Delmar EMS Chief Operating Officer Steve Kroll said the agency is ready to begin working with Bethlehem EMS on answering calls as a single unit as of Jan. 1. The major challenge will be operationally integrating how the two agencies work, which he feels will take time.

“I think it is important to know that we have been talking together for years about ways to do things better together and this is a natural evolution of that process,” he said. “We think the emphasis the town is placing on (merging) right now is good and no one should view the EMS personnel as obstructing this process.”

Kroll said the town and taxpayers have been reaping the benefits of hundreds of thousands of dollars worth of volunteer time. He said many volunteers have day jobs and families, so it can’t be expected for the consolidation to happen overnight.

Daily and Hannigan said they know it is unrealistic to expect a full merger of the two agencies within three months.

Supplied data:
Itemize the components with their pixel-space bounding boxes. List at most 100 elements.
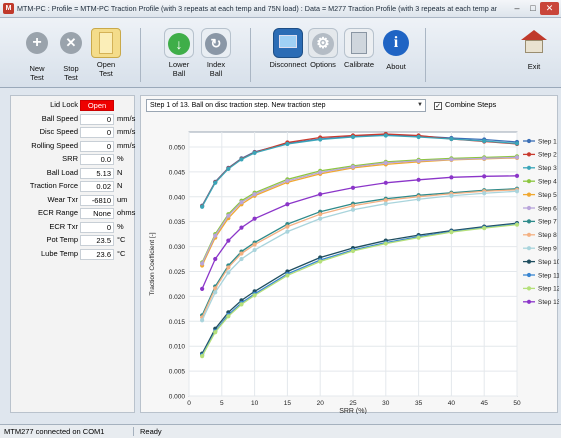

Task: Go on with the news piece about merging Delmar EMS and Bethlehem EMS, starting after its final sentence. The material has nothing to do with the text about the ambulance merger.

Task answer:
“The one thing I want to make sure comes across crystal clear is in no way, shape or form, is there any intention of this report denigrating the time, effort and passion of the volunteers who have been serving our community,” said Daily.

The Board of Ambulance Commissioners recommended the town apply for a temporary, two-year Certificate of Need so the two agencies could start providing services to the whole town.

Uniform training and equipment would begin to take place after a plan is formed. That would take time, as would negotiating a new contract for merged coverage.

“We want to share the best of what we do with our colleagues and they will bring their knowledge to us so we can learn as a whole,” said Kroll. “This is going to lead us to have one of the best EMS agencies a town of our size can have.”